Take the data that follows and retype it word for word.

INPUT MATERIAL →
────────────────
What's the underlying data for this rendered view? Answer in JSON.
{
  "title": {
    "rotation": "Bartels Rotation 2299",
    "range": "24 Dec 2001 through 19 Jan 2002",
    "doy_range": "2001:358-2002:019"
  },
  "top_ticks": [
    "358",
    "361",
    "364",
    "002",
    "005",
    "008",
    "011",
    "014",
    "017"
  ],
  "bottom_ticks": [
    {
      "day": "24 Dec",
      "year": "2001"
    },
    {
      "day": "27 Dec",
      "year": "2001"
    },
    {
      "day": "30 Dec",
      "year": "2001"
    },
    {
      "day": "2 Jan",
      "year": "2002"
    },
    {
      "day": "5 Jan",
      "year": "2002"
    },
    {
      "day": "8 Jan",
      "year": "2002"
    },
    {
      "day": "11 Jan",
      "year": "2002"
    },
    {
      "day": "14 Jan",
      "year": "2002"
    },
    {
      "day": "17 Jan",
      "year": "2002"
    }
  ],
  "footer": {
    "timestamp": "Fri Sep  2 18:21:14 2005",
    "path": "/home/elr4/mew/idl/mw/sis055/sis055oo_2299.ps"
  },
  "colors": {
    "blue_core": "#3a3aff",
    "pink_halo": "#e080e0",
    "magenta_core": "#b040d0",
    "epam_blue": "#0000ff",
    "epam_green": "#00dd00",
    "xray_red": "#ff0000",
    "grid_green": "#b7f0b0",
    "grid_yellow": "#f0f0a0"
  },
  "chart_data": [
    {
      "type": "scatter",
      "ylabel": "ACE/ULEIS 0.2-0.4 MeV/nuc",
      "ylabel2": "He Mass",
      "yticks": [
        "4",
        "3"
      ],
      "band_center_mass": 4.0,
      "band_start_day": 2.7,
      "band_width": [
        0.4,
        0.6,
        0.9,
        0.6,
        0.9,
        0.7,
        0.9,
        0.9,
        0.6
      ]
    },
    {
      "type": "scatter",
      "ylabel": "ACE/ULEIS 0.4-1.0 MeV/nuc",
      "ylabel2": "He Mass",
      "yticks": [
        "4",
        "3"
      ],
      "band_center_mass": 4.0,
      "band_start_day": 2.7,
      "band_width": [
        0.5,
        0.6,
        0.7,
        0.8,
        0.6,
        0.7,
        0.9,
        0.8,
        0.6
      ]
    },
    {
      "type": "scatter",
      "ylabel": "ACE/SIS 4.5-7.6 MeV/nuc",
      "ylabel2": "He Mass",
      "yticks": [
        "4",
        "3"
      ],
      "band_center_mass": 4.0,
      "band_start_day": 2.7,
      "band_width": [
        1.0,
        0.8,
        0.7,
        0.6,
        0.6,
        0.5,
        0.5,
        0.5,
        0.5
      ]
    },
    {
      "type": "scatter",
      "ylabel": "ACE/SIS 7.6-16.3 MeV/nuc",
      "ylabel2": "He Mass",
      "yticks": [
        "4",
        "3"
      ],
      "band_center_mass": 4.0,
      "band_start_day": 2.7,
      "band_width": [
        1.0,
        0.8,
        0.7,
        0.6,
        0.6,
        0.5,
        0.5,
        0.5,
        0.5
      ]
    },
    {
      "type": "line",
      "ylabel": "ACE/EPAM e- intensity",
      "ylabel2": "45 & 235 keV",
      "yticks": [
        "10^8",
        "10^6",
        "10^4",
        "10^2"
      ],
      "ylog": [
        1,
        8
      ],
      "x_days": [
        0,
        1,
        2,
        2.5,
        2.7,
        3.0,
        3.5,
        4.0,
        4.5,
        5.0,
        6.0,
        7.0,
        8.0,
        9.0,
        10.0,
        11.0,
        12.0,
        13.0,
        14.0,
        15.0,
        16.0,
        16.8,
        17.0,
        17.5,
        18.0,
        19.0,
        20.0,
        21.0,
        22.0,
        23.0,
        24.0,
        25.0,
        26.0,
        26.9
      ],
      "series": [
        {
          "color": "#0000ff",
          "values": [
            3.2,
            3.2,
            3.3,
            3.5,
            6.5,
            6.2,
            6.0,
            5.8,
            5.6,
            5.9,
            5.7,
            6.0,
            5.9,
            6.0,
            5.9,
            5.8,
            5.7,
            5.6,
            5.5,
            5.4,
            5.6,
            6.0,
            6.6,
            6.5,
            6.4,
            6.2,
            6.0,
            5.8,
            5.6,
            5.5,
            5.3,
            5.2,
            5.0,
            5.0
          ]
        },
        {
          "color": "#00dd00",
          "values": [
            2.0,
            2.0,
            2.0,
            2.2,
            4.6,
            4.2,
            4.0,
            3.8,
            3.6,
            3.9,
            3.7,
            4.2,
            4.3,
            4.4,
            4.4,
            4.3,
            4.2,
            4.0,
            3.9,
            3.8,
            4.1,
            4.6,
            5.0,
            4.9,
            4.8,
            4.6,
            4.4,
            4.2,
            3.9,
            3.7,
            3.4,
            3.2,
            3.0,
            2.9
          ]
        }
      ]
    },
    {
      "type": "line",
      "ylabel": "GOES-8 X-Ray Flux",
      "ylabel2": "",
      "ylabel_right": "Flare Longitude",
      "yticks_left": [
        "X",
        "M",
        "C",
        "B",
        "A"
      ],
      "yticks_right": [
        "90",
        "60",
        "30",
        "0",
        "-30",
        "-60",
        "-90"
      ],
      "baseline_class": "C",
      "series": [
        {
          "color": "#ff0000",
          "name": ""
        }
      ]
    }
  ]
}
────────────────
ANSWER TO THIS EXERCISE →
What's the underlying data for this rendered view? Answer in JSON.
{
  "title": {
    "rotation": "Bartels Rotation 2299",
    "range": "24 Dec 2001 through 19 Jan 2002",
    "doy_range": "2001:358-2002:019"
  },
  "top_ticks": [
    "358",
    "361",
    "364",
    "002",
    "005",
    "008",
    "011",
    "014",
    "017"
  ],
  "bottom_ticks": [
    {
      "day": "24 Dec",
      "year": "2001"
    },
    {
      "day": "27 Dec",
      "year": "2001"
    },
    {
      "day": "30 Dec",
      "year": "2001"
    },
    {
      "day": "2 Jan",
      "year": "2002"
    },
    {
      "day": "5 Jan",
      "year": "2002"
    },
    {
      "day": "8 Jan",
      "year": "2002"
    },
    {
      "day": "11 Jan",
      "year": "2002"
    },
    {
      "day": "14 Jan",
      "year": "2002"
    },
    {
      "day": "17 Jan",
      "year": "2002"
    }
  ],
  "footer": {
    "timestamp": "Fri Sep  2 18:21:14 2005",
    "path": "/home/elr4/mew/idl/mw/sis055/sis055oo_2299.ps"
  },
  "colors": {
    "blue_core": "#3a3aff",
    "pink_halo": "#e080e0",
    "magenta_core": "#b040d0",
    "epam_blue": "#0000ff",
    "epam_green": "#00dd00",
    "xray_red": "#ff0000",
    "grid_green": "#b7f0b0",
    "grid_yellow": "#f0f0a0"
  },
  "chart_data": [
    {
      "type": "scatter",
      "ylabel": "ACE/ULEIS 0.2-0.4 MeV/nuc",
      "ylabel2": "He Mass",
      "yticks": [
        "4",
        "3"
      ],
      "band_center_mass": 4.0,
      "band_start_day": 2.7,
      "band_width": [
        0.4,
        0.6,
        0.9,
        0.6,
        0.9,
        0.7,
        0.9,
        0.9,
        0.6
      ]
    },
    {
      "type": "scatter",
      "ylabel": "ACE/ULEIS 0.4-1.0 MeV/nuc",
      "ylabel2": "He Mass",
      "yticks": [
        "4",
        "3"
      ],
      "band_center_mass": 4.0,
      "band_start_day": 2.7,
      "band_width": [
        0.5,
        0.6,
        0.7,
        0.8,
        0.6,
        0.7,
        0.9,
        0.8,
        0.6
      ]
    },
    {
      "type": "scatter",
      "ylabel": "ACE/SIS 4.5-7.6 MeV/nuc",
      "ylabel2": "He Mass",
      "yticks": [
        "4",
        "3"
      ],
      "band_center_mass": 4.0,
      "band_start_day": 2.7,
      "band_width": [
        1.0,
        0.8,
        0.7,
        0.6,
        0.6,
        0.5,
        0.5,
        0.5,
        0.5
      ]
    },
    {
      "type": "scatter",
      "ylabel": "ACE/SIS 7.6-16.3 MeV/nuc",
      "ylabel2": "He Mass",
      "yticks": [
        "4",
        "3"
      ],
      "band_center_mass": 4.0,
      "band_start_day": 2.7,
      "band_width": [
        1.0,
        0.8,
        0.7,
        0.6,
        0.6,
        0.5,
        0.5,
        0.5,
        0.5
      ]
    },
    {
      "type": "line",
      "ylabel": "ACE/EPAM e- intensity",
      "ylabel2": "45 & 235 keV",
      "yticks": [
        "10^8",
        "10^6",
        "10^4",
        "10^2"
      ],
      "ylog": [
        1,
        8
      ],
      "x_days": [
        0,
        1,
        2,
        2.5,
        2.7,
        3.0,
        3.5,
        4.0,
        4.5,
        5.0,
        6.0,
        7.0,
        8.0,
        9.0,
        10.0,
        11.0,
        12.0,
        13.0,
        14.0,
        15.0,
        16.0,
        16.8,
        17.0,
        17.5,
        18.0,
        19.0,
        20.0,
        21.0,
        22.0,
        23.0,
        24.0,
        25.0,
        26.0,
        26.9
      ],
      "series": [
        {
          "color": "#0000ff",
          "values": [
            3.2,
            3.2,
            3.3,
            3.5,
            6.5,
            6.2,
            6.0,
            5.8,
            5.6,
            5.9,
            5.7,
            6.0,
            5.9,
            6.0,
            5.9,
            5.8,
            5.7,
            5.6,
            5.5,
            5.4,
            5.6,
            6.0,
            6.6,
            6.5,
            6.4,
            6.2,
            6.0,
            5.8,
            5.6,
            5.5,
            5.3,
            5.2,
            5.0,
            5.0
          ]
        },
        {
          "color": "#00dd00",
          "values": [
            2.0,
            2.0,
            2.0,
            2.2,
            4.6,
            4.2,
            4.0,
            3.8,
            3.6,
            3.9,
            3.7,
            4.2,
            4.3,
            4.4,
            4.4,
            4.3,
            4.2,
            4.0,
            3.9,
            3.8,
            4.1,
            4.6,
            5.0,
            4.9,
            4.8,
            4.6,
            4.4,
            4.2,
            3.9,
            3.7,
            3.4,
            3.2,
            3.0,
            2.9
          ]
        }
      ]
    },
    {
      "type": "line",
      "ylabel": "GOES-8 X-Ray Flux",
      "ylabel2": "",
      "ylabel_right": "Flare Longitude",
      "yticks_left": [
        "X",
        "M",
        "C",
        "B",
        "A"
      ],
      "yticks_right": [
        "90",
        "60",
        "30",
        "0",
        "-30",
        "-60",
        "-90"
      ],
      "baseline_class": "C",
      "series": [
        {
          "color": "#ff0000",
          "name": ""
        }
      ]
    }
  ]
}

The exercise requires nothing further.